:: Extrait à lire ::

Une photo de MedyMatch évaluant la présence d'un   (Crédit : Autorisation)
Une photo de MedyMatch évaluant la présence d’un (Crédit : Autorisation)

MedyMatch est en train de lever une somme supplémentaire de 8 millions de dollars de financement, après avoir terminé une ronde de financement initial de 2 millions de dollars plus tôt cette année, a précisé Saragnese. Son produit aura besoin d’obtenir de l’approbation de la FDA et d’autres agences.

« L’AVC est clairement un problème mondial et c’est une opportunité mondiale pour l’entreprise », s’est-il réjoui. « Il y a des gens qui font de l’apprentissage machine dans les images, mais pour les cancers. Il n’y a vraiment personne qui travaille dans ce domaine particulier de l’AVC en ce moment, donc il n’y a pas beaucoup de concurrents ».

Les accords impliquant les startups axées sur l’intelligence artificielle ont augmenté de presque sept fois au cours des cinq dernières années, passant de seulement quatre accords dans le premier trimestre de 2011 à 27 dans le premier trimestre de cette année, selon CB Insights, une entreprise rassemblant les données, basé à New York. Environ 15 % des transactions au premier trimestre ont concerné des entreprises qui mettent l’accent sur les applications de l’intelligence artificielle dans les soins de santé, a précisé l’entreprise de données.

:::
:: Données étudiées ::

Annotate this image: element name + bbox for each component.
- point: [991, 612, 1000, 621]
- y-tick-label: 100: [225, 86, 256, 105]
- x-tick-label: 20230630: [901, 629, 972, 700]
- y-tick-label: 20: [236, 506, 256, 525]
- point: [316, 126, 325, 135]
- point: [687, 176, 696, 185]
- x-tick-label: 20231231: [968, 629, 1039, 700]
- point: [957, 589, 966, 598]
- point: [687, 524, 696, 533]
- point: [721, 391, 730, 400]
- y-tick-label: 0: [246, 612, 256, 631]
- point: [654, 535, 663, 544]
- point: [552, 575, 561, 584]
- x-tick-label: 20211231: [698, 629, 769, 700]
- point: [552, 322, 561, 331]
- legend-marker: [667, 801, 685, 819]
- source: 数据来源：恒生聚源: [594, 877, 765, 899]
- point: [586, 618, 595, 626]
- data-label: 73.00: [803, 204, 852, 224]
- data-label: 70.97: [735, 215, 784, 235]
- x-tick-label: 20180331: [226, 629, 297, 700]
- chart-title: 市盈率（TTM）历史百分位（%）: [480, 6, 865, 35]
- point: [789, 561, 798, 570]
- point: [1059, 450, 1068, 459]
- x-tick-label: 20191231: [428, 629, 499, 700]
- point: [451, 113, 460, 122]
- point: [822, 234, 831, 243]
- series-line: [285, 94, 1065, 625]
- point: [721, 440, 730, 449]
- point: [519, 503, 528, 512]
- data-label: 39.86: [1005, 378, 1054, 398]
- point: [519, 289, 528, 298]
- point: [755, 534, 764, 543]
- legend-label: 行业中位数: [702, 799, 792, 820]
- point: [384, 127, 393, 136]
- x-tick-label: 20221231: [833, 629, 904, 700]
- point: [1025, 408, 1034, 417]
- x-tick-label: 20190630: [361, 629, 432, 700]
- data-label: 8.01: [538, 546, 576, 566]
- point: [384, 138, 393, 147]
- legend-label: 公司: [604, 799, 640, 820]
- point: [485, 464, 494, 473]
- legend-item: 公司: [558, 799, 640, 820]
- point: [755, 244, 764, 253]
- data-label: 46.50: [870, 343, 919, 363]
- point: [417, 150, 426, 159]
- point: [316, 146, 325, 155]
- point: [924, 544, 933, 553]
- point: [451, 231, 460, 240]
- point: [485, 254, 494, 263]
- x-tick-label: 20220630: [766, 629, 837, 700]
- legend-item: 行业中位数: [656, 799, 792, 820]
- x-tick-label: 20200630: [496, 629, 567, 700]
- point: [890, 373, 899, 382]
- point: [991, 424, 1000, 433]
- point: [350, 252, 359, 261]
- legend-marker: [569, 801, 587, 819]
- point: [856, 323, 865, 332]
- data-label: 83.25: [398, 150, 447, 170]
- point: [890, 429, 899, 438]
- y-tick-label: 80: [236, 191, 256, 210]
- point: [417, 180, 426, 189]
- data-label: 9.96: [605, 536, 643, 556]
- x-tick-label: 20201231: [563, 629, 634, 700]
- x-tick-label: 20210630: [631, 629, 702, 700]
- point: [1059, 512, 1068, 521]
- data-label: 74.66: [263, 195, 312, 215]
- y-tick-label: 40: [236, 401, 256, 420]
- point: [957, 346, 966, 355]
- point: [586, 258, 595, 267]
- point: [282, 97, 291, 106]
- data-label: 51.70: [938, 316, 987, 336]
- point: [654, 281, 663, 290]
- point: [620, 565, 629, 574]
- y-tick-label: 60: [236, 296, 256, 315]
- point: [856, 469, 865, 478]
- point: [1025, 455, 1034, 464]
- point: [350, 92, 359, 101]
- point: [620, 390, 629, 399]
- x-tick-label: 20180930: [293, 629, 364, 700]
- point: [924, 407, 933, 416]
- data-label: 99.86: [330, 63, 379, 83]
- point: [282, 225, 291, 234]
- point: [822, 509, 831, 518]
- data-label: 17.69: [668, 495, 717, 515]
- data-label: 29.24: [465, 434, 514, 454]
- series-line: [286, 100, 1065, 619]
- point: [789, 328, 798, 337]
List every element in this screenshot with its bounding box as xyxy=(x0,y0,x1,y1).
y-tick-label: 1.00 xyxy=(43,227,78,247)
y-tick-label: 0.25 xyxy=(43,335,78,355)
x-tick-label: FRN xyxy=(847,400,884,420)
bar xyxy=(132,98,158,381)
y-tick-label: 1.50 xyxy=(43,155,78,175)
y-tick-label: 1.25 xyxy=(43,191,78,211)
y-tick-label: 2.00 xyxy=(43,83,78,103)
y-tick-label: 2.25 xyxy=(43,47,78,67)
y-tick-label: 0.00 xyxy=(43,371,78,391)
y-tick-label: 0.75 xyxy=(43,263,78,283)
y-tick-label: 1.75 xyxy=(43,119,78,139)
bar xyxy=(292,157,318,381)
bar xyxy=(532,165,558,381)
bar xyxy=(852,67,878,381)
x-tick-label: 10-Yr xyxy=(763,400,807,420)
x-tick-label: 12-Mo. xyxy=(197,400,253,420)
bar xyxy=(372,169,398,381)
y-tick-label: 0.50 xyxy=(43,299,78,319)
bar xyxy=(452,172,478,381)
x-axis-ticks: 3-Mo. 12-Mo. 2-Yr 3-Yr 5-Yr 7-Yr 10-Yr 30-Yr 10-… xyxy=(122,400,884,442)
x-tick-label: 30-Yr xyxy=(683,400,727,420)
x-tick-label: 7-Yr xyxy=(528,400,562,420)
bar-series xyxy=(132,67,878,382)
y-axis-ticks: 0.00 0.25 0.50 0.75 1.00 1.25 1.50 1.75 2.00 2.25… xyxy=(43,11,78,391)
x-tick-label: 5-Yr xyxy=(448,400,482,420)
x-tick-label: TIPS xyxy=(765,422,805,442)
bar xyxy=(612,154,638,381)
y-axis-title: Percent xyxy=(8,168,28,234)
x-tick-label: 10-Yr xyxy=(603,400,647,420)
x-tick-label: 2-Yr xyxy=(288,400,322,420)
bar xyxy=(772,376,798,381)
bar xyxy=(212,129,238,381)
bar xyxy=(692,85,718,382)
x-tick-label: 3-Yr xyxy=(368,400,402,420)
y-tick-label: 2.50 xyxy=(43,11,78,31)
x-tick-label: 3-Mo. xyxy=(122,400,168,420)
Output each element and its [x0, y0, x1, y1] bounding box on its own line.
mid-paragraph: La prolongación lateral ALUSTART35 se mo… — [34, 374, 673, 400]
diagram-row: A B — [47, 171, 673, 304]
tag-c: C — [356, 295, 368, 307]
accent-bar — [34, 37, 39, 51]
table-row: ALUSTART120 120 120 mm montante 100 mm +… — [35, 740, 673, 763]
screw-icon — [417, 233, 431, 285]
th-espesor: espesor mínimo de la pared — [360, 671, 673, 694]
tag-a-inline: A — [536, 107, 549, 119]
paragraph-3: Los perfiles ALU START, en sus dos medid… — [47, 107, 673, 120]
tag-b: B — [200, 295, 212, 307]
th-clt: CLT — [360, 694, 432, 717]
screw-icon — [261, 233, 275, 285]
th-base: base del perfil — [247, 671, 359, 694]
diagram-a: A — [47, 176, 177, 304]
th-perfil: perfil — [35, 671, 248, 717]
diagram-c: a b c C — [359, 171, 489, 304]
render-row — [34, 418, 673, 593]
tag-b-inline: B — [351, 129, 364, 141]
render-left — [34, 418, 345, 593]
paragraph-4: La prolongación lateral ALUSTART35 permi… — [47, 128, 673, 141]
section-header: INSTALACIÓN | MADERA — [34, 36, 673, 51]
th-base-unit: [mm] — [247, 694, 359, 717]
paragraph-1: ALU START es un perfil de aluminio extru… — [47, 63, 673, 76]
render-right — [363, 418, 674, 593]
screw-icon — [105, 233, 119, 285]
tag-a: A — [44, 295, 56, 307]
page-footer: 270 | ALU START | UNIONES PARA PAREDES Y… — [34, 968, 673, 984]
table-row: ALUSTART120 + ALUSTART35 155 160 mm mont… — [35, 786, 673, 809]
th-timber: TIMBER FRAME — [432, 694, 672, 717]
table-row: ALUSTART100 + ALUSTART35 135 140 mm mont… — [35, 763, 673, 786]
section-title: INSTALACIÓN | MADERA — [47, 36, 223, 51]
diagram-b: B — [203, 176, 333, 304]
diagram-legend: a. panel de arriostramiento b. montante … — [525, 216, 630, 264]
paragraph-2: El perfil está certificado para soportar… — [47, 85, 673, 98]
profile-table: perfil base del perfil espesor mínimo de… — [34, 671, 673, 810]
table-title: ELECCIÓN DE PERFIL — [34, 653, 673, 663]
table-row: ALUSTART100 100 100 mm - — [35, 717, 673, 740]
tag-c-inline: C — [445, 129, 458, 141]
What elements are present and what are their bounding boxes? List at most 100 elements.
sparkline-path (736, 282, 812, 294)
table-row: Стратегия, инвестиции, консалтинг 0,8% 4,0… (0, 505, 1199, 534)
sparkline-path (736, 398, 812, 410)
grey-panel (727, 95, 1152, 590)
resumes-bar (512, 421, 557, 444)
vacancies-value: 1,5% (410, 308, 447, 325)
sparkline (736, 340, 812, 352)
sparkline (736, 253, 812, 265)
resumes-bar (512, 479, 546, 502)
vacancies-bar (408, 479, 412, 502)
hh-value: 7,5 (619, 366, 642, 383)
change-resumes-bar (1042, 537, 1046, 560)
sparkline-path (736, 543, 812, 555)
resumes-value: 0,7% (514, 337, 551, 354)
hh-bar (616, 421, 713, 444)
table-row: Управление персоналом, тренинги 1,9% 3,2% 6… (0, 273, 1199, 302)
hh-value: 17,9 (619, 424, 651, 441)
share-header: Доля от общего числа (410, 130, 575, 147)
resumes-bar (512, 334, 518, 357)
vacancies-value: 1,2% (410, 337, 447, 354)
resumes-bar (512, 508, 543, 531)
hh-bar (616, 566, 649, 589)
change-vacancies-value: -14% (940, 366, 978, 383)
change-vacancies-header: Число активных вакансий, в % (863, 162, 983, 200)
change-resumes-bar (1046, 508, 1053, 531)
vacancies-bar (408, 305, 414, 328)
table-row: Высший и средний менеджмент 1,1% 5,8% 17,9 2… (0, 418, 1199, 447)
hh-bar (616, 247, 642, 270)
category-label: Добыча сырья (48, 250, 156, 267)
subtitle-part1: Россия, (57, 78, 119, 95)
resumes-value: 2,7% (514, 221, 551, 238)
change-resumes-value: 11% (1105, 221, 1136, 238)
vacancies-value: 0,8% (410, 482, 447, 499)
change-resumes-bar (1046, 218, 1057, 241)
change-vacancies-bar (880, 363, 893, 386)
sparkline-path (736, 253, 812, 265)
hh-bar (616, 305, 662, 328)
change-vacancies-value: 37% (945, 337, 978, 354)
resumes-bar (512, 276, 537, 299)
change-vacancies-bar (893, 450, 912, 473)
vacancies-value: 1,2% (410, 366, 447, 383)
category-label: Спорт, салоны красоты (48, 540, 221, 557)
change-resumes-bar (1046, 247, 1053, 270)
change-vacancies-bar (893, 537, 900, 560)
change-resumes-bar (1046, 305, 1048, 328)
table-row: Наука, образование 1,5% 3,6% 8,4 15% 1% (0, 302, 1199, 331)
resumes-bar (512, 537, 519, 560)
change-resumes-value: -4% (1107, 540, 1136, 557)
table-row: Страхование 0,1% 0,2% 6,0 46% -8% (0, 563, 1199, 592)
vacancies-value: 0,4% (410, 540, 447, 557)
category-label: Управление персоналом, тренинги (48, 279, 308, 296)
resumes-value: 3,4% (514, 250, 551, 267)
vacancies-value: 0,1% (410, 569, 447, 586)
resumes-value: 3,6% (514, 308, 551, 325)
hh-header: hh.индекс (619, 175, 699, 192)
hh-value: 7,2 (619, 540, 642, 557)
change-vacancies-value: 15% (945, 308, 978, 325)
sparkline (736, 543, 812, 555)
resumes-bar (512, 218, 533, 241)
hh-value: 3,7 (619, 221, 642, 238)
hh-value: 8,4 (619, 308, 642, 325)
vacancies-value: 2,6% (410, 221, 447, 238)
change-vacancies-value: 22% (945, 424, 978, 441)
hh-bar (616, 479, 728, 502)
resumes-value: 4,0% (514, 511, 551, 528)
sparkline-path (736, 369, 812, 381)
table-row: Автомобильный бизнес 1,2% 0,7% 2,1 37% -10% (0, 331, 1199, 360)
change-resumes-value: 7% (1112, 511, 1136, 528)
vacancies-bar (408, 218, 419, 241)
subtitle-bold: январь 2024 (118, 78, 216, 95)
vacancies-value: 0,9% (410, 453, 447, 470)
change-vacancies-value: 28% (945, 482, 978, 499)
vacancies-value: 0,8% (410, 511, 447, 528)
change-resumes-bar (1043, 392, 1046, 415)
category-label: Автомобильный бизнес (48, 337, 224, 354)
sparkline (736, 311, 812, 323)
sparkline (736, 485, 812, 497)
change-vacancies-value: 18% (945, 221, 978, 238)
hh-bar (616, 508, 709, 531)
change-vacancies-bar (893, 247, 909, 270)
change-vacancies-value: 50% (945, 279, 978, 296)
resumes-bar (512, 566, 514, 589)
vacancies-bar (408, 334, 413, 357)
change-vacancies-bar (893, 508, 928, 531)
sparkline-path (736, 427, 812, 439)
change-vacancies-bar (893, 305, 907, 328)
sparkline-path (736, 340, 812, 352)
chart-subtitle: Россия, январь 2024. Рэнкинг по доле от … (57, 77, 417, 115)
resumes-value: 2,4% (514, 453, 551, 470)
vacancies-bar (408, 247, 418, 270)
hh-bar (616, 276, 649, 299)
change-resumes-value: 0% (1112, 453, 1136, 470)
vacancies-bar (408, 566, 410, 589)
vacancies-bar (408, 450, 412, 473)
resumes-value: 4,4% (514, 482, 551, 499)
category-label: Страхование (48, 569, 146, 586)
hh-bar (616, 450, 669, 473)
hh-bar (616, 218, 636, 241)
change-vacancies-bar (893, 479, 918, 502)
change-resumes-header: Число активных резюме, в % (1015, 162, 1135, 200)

:::

(À faire)
1) Dans l'extrait sur MedyMatch, combien d'argent l'entreprise cherche-t-elle à lever en plus ?
2) Écrivez la suite de l'article sur MedyMatch et les startups d'intelligence artificielle, juste après sa dernière phrase.
Ces données viennent d'une autre source.

(Réponses par numéro)
1) 8 millions de dollars.

2)
Les start-ups spécialisées en intelligence artificielle ont levé un total de 967 millions de dollars de financement depuis 2010, avec des investissements allant aux entreprises dans 13 pays et 10 catégories de l’industrie, qui comprennent le commerce des renseignements, l’e-commerce, et la santé, a indiqué Deepashri Varadharajan, un analyste de l’industrie de la technologie chez CB Insights par email.

« Plus précisément, dans les soins de santé, l’intelligence de la santé est utilisée pour exploiter d’énormes quantités de données médicales pour prédire le risque et poser un diagnostic plus précis », a déclaré Varadharajan.

Il y a, cependant, des défis à venir pour MedyMatch. Le défi le plus important étant de s’assurer qu’il y ait une infrastructure valide en place, un cloud fiable, pour déplacer les images de l’hôpital vers le nuage et les renvoyer vers l’hôpital, a expliqué Saragnese. Cette infrastructure est au centre des préoccupations des géants tels qu’IBM, General Electric et Philips, a-t-il souligné. « Ce sont des entreprises qui développent tous des infrastructures de cloud que nous attendons desquelles nous serons en mesure de tirer partie ».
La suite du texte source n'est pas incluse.